* Exercise objective: Extract the complete data exactly as given.

* Dataset:
◇ ◇ ◇ ◇
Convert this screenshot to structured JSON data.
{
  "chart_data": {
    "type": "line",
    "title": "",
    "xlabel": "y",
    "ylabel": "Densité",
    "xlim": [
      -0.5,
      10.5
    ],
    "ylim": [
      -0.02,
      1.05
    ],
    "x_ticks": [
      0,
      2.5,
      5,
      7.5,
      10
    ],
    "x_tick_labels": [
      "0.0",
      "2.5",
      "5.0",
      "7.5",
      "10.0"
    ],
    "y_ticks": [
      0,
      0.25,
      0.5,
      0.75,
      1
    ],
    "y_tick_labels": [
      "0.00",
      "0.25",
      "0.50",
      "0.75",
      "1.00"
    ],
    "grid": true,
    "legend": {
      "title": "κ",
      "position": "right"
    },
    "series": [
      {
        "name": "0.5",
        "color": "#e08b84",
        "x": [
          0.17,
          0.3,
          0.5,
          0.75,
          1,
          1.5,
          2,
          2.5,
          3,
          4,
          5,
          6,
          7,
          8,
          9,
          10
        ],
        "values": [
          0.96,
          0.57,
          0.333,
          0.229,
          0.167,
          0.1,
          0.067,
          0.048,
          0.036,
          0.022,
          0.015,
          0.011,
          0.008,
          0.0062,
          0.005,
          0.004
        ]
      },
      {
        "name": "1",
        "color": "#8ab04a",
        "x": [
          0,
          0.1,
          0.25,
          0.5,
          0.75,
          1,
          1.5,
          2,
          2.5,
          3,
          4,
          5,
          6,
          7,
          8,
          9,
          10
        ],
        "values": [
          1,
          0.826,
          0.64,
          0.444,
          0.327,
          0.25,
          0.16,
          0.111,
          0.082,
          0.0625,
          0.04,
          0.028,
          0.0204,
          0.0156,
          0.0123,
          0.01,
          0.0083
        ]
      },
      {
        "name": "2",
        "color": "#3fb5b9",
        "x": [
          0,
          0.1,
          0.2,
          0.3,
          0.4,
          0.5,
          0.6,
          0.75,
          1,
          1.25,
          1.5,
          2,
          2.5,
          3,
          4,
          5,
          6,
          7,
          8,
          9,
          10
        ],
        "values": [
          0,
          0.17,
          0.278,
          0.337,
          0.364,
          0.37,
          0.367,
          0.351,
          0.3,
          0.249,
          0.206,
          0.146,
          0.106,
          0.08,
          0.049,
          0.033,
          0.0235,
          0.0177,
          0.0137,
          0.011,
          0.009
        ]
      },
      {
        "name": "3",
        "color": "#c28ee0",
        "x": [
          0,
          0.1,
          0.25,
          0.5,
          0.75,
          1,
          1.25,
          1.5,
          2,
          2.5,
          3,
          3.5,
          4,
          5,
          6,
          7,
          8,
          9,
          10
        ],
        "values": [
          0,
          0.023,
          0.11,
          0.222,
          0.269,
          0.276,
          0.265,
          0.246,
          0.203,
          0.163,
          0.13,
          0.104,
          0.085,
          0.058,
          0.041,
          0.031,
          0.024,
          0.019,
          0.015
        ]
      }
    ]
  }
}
◇ ◇ ◇ ◇
* Full response:
Convert this screenshot to structured JSON data.
{
  "chart_data": {
    "type": "line",
    "title": "",
    "xlabel": "y",
    "ylabel": "Densité",
    "xlim": [
      -0.5,
      10.5
    ],
    "ylim": [
      -0.02,
      1.05
    ],
    "x_ticks": [
      0,
      2.5,
      5,
      7.5,
      10
    ],
    "x_tick_labels": [
      "0.0",
      "2.5",
      "5.0",
      "7.5",
      "10.0"
    ],
    "y_ticks": [
      0,
      0.25,
      0.5,
      0.75,
      1
    ],
    "y_tick_labels": [
      "0.00",
      "0.25",
      "0.50",
      "0.75",
      "1.00"
    ],
    "grid": true,
    "legend": {
      "title": "κ",
      "position": "right"
    },
    "series": [
      {
        "name": "0.5",
        "color": "#e08b84",
        "x": [
          0.17,
          0.3,
          0.5,
          0.75,
          1,
          1.5,
          2,
          2.5,
          3,
          4,
          5,
          6,
          7,
          8,
          9,
          10
        ],
        "values": [
          0.96,
          0.57,
          0.333,
          0.229,
          0.167,
          0.1,
          0.067,
          0.048,
          0.036,
          0.022,
          0.015,
          0.011,
          0.008,
          0.0062,
          0.005,
          0.004
        ]
      },
      {
        "name": "1",
        "color": "#8ab04a",
        "x": [
          0,
          0.1,
          0.25,
          0.5,
          0.75,
          1,
          1.5,
          2,
          2.5,
          3,
          4,
          5,
          6,
          7,
          8,
          9,
          10
        ],
        "values": [
          1,
          0.826,
          0.64,
          0.444,
          0.327,
          0.25,
          0.16,
          0.111,
          0.082,
          0.0625,
          0.04,
          0.028,
          0.0204,
          0.0156,
          0.0123,
          0.01,
          0.0083
        ]
      },
      {
        "name": "2",
        "color": "#3fb5b9",
        "x": [
          0,
          0.1,
          0.2,
          0.3,
          0.4,
          0.5,
          0.6,
          0.75,
          1,
          1.25,
          1.5,
          2,
          2.5,
          3,
          4,
          5,
          6,
          7,
          8,
          9,
          10
        ],
        "values": [
          0,
          0.17,
          0.278,
          0.337,
          0.364,
          0.37,
          0.367,
          0.351,
          0.3,
          0.249,
          0.206,
          0.146,
          0.106,
          0.08,
          0.049,
          0.033,
          0.0235,
          0.0177,
          0.0137,
          0.011,
          0.009
        ]
      },
      {
        "name": "3",
        "color": "#c28ee0",
        "x": [
          0,
          0.1,
          0.25,
          0.5,
          0.75,
          1,
          1.25,
          1.5,
          2,
          2.5,
          3,
          3.5,
          4,
          5,
          6,
          7,
          8,
          9,
          10
        ],
        "values": [
          0,
          0.023,
          0.11,
          0.222,
          0.269,
          0.276,
          0.265,
          0.246,
          0.203,
          0.163,
          0.13,
          0.104,
          0.085,
          0.058,
          0.041,
          0.031,
          0.024,
          0.019,
          0.015
        ]
      }
    ]
  }
}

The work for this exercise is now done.